TEXT PASSAGE >>

Start

From Drudge today, about rap star Cam'ron who told "60 Minutes" he wouldn't help police catch a serial killer.

Far more disturbing is this from Geoffrey Canada, an anti-violence advocate from Harlem:

Canada says in the poor New York City neighborhood he grew up in, only the criminals didn't talk to the police, but within today's hip-hop culture, that's changed. "It is now a cultural norm that is being preached in poor communities....It's like you can't be a black person if you have a set of values that say 'I will not watch a crime happen in my community without getting involved to stop it,'" Canada tells Cooper.

Young people from some of New York's toughest neighborhoods echo Canada's assessment, calling the message not to help police "the rules" and helping the police "a crime" in their neighborhoods. These "rules" are contributing to a much lower percentage of arrests in homicide cases -- a statistic known as the "clearance rate" -- in largely poor, minority neighborhoods throughout the country, according to Prof. David Kennedy of the John Jay College of Criminal Justice. "I work in communities where the clearance rate for homicides has gone into the single digits," says Kennedy. The national rate for homicide clearance is 60 percent. "In these neighborhoods, we are on the verge of -- or maybe we have already lost -- the rule of law," he tells Cooper.

Says Canada, "It's like we're saying to the criminals, 'You can have our community....Do anything you want and we will either deal with it ourselves or we'll simply ignore it.'"

So when we hear of conflicts between minorities and the legal system, is there a genuine problem of racism, or is it this lawless attitude manifesting itself?

End

STORED RECORDS >>
Start

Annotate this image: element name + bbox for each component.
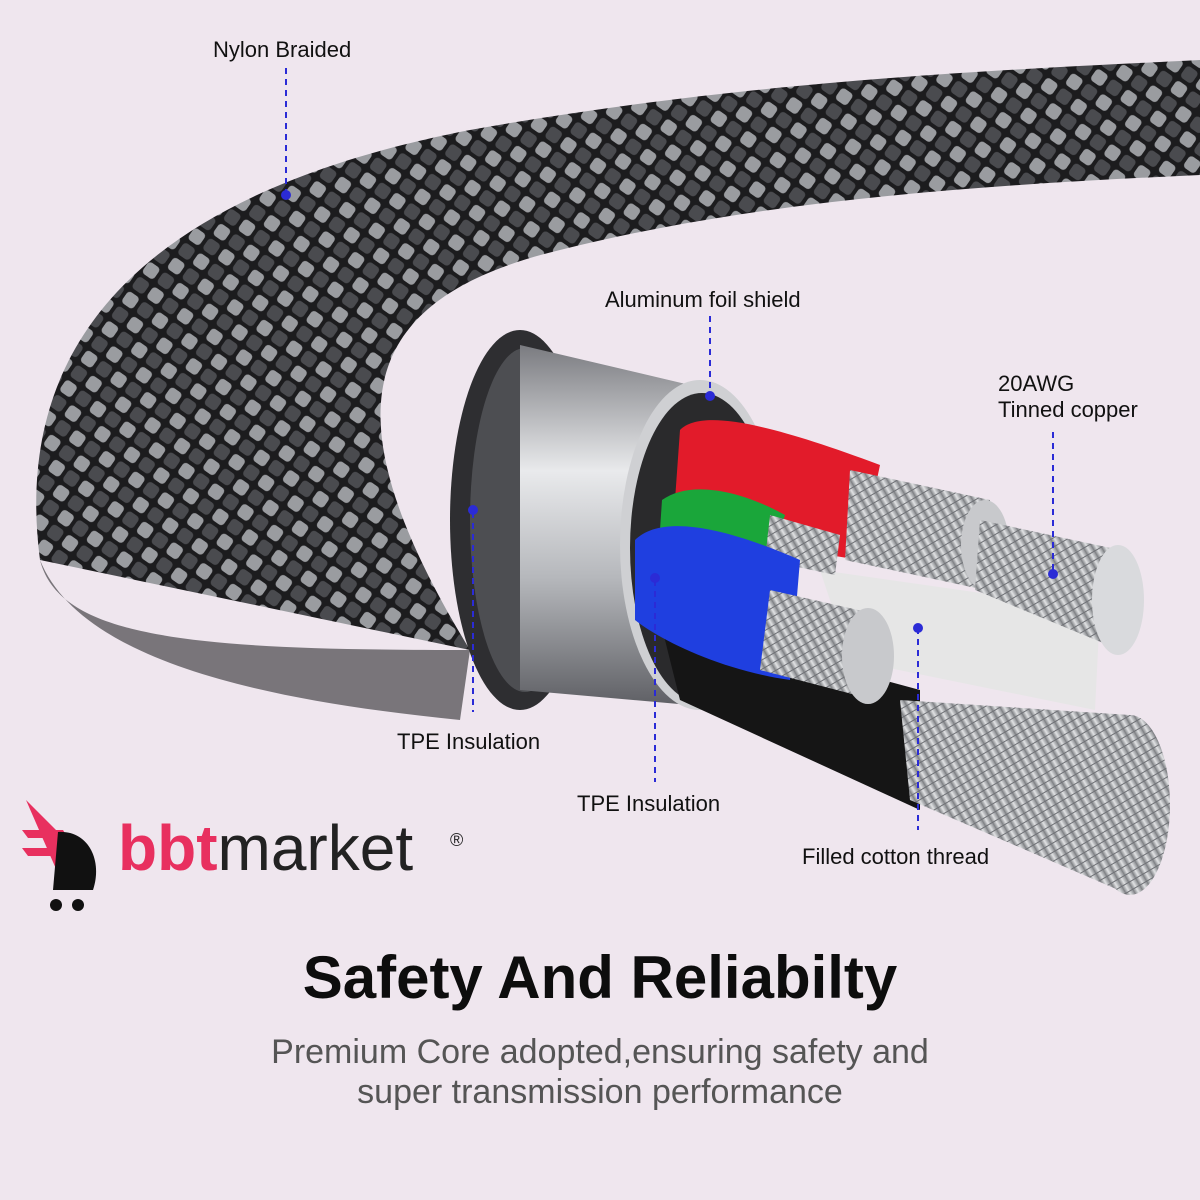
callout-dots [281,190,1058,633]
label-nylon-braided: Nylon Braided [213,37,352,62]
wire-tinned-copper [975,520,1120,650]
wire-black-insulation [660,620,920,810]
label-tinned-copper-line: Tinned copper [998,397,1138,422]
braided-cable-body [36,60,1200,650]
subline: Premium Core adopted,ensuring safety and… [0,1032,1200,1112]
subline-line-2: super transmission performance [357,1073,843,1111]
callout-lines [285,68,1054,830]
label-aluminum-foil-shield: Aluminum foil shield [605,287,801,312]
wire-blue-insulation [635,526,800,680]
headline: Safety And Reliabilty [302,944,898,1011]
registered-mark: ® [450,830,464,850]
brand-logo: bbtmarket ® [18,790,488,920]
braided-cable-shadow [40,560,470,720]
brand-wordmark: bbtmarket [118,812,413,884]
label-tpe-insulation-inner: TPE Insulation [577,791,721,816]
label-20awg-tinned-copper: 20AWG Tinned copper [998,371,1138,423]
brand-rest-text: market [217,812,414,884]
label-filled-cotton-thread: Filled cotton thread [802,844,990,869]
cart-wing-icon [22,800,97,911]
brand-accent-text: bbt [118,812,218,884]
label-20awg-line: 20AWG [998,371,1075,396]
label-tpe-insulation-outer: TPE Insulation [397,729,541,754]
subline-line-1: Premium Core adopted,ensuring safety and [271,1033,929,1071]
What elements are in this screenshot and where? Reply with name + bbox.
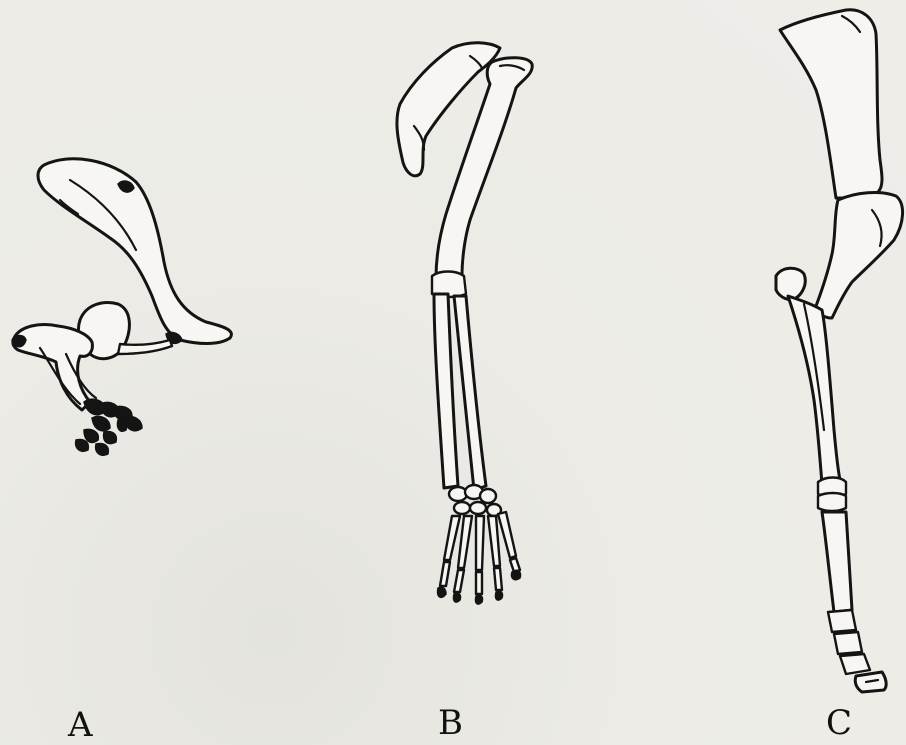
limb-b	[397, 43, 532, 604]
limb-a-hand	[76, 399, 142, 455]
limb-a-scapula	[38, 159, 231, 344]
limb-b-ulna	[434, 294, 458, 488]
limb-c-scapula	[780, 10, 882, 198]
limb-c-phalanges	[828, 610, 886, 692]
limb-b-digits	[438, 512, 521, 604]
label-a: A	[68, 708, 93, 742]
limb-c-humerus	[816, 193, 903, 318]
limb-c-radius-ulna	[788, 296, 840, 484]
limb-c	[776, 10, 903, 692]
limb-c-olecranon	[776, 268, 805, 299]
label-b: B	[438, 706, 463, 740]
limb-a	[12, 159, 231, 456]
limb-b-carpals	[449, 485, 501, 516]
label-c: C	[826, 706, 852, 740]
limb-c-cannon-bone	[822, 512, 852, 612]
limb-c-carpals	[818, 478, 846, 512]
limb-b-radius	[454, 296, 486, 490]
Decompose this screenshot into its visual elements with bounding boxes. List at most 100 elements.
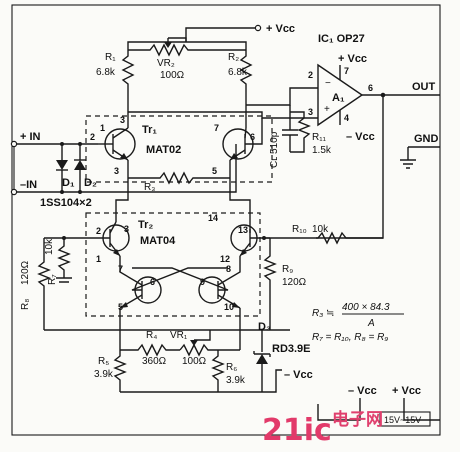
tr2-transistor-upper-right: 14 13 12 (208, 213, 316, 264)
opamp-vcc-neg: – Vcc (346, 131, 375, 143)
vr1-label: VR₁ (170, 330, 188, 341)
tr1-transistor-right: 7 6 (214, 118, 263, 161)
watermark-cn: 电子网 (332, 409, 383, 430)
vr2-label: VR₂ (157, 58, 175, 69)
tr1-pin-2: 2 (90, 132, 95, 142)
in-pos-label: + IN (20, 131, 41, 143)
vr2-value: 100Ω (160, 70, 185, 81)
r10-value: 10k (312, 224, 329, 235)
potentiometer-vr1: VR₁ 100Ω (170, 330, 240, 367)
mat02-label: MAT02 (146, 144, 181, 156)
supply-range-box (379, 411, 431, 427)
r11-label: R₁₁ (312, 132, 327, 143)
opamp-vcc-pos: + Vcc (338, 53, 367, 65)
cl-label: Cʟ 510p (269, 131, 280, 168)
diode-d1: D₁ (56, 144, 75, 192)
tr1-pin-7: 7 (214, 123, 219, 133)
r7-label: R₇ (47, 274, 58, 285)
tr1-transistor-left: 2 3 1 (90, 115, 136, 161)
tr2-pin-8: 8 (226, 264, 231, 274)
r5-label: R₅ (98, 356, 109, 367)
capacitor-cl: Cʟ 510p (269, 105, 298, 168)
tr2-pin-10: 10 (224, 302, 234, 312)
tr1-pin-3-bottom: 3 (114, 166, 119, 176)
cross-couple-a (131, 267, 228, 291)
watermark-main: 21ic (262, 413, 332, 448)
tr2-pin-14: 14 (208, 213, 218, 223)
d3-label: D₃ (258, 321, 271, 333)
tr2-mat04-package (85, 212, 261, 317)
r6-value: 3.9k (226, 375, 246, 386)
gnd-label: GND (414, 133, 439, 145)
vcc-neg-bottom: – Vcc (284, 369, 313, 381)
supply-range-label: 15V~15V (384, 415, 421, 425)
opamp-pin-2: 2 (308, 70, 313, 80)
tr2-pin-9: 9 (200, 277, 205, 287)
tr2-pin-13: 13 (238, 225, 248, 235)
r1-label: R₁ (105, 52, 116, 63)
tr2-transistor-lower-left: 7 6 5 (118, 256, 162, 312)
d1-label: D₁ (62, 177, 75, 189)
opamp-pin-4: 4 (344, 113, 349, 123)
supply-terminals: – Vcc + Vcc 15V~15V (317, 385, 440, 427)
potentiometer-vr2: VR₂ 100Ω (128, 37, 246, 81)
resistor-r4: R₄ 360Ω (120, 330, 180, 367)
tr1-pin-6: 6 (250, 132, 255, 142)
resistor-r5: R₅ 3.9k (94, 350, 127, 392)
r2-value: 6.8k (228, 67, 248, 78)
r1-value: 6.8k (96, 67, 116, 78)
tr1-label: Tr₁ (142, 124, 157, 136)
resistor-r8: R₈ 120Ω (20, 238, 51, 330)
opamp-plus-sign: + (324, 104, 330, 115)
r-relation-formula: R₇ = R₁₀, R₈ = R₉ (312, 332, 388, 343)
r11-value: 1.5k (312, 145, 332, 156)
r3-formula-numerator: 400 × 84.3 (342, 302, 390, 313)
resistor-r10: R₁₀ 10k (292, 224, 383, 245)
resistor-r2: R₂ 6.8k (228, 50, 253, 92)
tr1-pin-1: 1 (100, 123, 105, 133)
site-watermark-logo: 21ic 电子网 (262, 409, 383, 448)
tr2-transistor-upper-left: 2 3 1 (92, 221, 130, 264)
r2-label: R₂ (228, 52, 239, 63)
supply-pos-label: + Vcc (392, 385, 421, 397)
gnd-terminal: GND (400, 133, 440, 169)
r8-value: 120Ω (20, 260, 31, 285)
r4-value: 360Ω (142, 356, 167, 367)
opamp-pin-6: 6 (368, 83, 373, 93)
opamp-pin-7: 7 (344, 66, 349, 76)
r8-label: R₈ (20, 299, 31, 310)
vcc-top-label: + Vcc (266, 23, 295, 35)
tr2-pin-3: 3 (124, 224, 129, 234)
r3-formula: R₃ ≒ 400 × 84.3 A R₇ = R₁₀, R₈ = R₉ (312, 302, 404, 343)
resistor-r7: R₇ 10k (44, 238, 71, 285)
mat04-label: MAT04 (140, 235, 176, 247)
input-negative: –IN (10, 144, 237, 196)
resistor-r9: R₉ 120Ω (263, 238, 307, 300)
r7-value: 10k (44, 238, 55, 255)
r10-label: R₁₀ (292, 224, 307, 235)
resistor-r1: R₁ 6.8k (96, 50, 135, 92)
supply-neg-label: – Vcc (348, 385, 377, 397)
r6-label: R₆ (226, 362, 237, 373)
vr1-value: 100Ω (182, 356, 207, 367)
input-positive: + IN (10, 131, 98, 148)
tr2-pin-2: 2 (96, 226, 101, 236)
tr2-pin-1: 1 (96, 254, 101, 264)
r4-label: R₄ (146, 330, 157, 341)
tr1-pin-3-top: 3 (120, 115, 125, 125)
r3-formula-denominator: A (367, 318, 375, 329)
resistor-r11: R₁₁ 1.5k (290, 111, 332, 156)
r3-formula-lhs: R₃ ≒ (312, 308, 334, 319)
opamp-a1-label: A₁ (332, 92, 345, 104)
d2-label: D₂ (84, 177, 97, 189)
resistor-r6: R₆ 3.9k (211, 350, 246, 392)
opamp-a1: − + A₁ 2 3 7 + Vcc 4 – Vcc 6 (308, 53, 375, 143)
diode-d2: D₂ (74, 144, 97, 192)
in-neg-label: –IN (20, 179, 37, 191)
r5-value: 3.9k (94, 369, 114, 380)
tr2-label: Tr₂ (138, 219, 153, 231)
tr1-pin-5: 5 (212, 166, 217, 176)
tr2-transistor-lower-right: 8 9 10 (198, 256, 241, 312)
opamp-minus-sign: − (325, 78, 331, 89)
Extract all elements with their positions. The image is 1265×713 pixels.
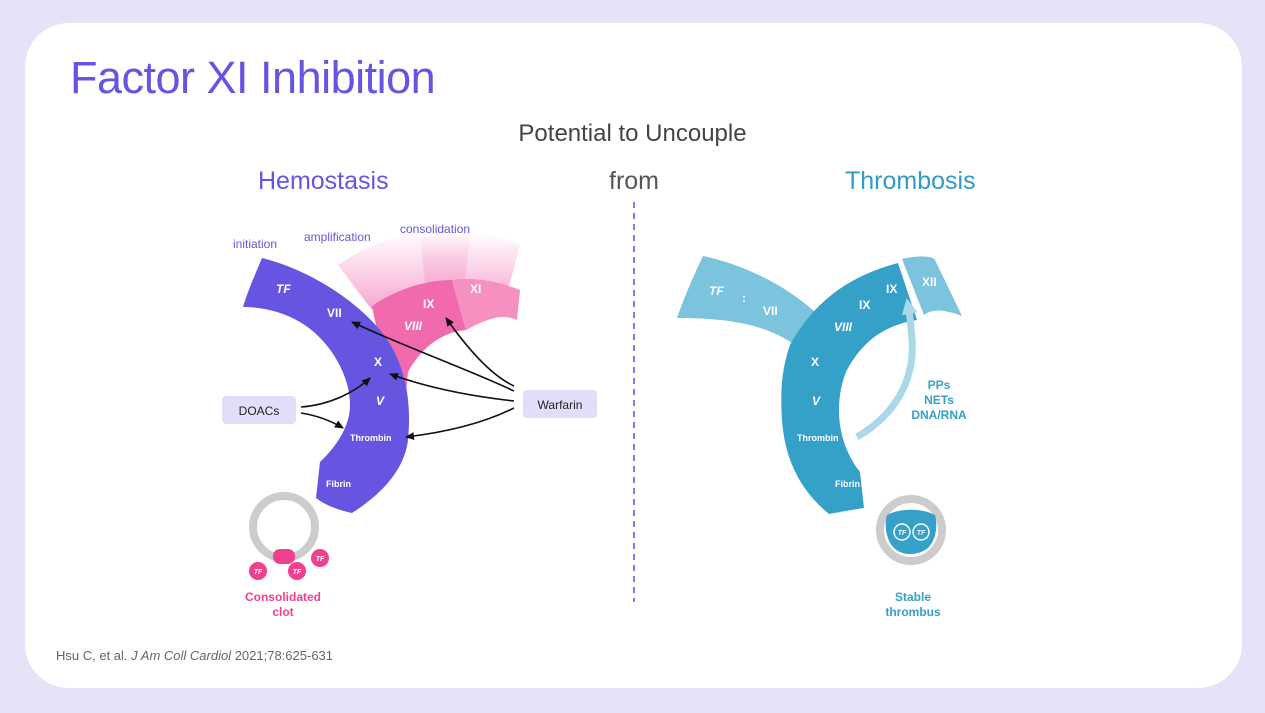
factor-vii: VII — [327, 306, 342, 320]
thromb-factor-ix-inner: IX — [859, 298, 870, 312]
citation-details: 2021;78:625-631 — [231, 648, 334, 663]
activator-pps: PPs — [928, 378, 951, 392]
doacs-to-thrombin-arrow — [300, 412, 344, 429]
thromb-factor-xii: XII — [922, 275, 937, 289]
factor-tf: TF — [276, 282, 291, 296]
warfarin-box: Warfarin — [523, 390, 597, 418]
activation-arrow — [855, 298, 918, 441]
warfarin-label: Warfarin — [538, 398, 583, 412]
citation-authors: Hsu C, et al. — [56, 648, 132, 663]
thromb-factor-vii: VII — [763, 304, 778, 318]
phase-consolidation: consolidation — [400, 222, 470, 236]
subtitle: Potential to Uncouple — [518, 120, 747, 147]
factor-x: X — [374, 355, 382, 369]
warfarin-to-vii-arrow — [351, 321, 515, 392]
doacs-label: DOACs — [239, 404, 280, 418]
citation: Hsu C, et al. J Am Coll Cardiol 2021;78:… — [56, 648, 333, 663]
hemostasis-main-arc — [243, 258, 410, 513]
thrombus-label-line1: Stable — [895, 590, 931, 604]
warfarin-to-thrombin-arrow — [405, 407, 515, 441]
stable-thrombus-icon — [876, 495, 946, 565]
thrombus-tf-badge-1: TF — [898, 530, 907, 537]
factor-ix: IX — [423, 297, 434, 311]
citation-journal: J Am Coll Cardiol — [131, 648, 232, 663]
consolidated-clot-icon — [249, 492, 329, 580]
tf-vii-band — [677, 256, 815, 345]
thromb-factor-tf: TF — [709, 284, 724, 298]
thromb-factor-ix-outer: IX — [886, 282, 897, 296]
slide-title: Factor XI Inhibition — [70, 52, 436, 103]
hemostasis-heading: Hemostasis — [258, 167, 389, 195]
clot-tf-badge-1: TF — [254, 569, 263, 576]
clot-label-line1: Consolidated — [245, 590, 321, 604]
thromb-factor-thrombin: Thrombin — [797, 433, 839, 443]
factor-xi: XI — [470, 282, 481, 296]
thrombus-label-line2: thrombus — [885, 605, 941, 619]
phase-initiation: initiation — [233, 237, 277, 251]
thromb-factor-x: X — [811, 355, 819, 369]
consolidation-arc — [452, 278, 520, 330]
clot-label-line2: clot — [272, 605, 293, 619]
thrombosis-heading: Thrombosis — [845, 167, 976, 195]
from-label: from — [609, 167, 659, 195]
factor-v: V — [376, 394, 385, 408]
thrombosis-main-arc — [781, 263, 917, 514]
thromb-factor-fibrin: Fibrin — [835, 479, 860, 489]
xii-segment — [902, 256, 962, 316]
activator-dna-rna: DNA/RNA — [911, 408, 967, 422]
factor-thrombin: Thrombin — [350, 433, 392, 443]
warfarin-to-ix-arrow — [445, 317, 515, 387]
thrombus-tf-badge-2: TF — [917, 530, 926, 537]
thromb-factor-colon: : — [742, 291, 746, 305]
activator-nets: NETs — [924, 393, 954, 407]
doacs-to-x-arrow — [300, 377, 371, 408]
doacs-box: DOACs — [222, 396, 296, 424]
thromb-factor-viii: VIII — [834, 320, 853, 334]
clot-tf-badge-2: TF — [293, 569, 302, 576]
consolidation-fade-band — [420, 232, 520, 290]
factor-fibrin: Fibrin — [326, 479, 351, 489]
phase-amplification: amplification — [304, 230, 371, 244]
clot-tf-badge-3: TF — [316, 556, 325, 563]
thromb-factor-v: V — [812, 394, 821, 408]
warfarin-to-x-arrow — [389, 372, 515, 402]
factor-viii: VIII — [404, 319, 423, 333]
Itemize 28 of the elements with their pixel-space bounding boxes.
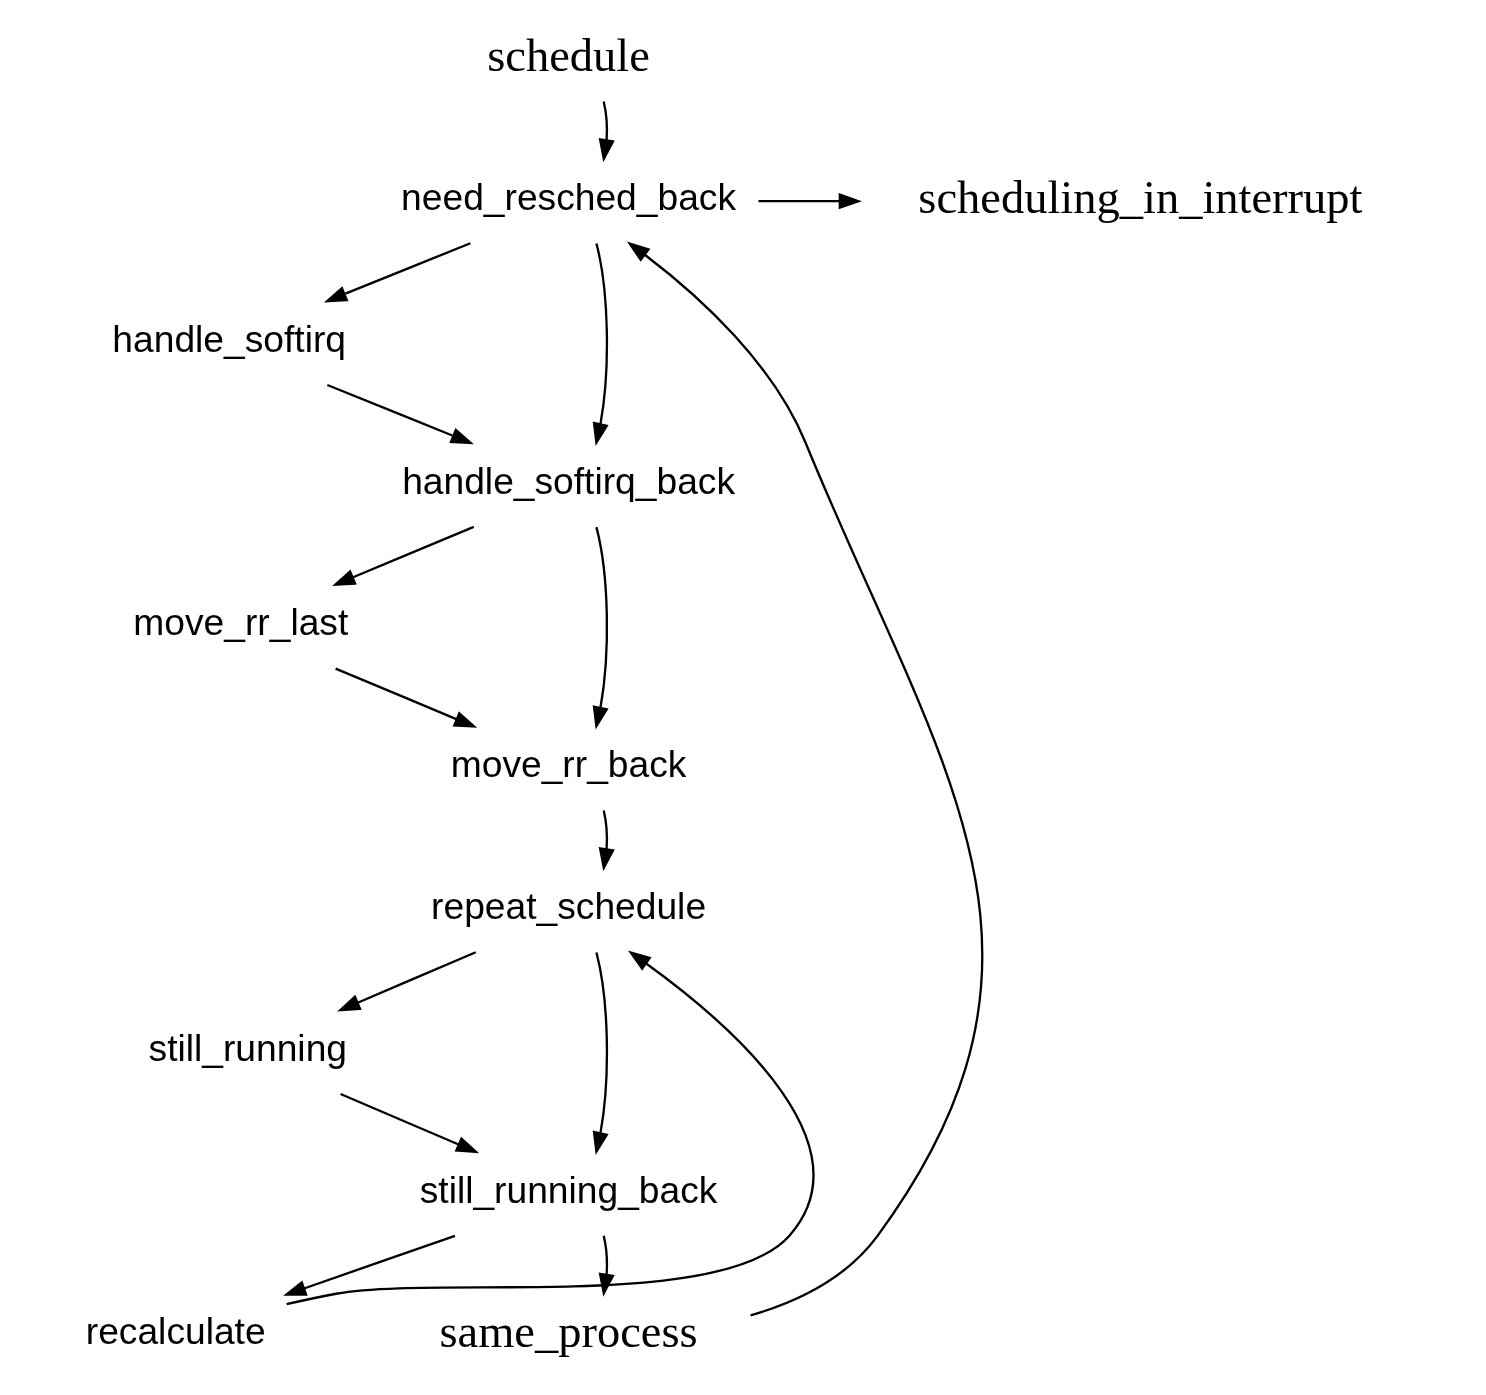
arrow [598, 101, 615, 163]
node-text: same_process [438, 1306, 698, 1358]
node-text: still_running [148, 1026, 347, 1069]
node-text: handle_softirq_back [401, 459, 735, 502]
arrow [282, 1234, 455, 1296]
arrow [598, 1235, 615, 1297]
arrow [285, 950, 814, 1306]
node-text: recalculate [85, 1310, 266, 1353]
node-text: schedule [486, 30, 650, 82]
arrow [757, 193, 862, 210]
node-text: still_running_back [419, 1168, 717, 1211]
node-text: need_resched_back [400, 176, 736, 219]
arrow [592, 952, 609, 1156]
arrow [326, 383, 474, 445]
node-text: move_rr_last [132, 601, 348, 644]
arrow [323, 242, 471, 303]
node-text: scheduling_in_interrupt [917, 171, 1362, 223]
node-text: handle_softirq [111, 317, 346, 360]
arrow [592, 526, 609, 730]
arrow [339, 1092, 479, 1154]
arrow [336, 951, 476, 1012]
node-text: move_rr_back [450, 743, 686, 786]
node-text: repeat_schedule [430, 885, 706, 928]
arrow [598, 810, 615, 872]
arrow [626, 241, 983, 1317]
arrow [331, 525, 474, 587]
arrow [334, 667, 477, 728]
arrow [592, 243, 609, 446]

End

SET OF TASKS >>
(A) List every word or short phrase, other than spoken statements, that the commentary on refusing to help police encloses in quotation marks.
(B) In the commentary on refusing to help police, write out everything from "From Drudge today, about" down to "Canada tells Cooper.", replacing "hip-hop" with "rap".
The items have no connection to the commentary on refusing to help police.

FINAL RESULTS >>
(A) "60 Minutes", "the rules", "a crime", "rules", "clearance rate"

(B)
From Drudge today, about rap star Cam'ron who told "60 Minutes" he wouldn't help police catch a serial killer.

Far more disturbing is this from Geoffrey Canada, an anti-violence advocate from Harlem:

Canada says in the poor New York City neighborhood he grew up in, only the criminals didn't talk to the police, but within today's rap culture, that's changed. "It is now a cultural norm that is being preached in poor communities....It's like you can't be a black person if you have a set of values that say 'I will not watch a crime happen in my community without getting involved to stop it,'" Canada tells Cooper.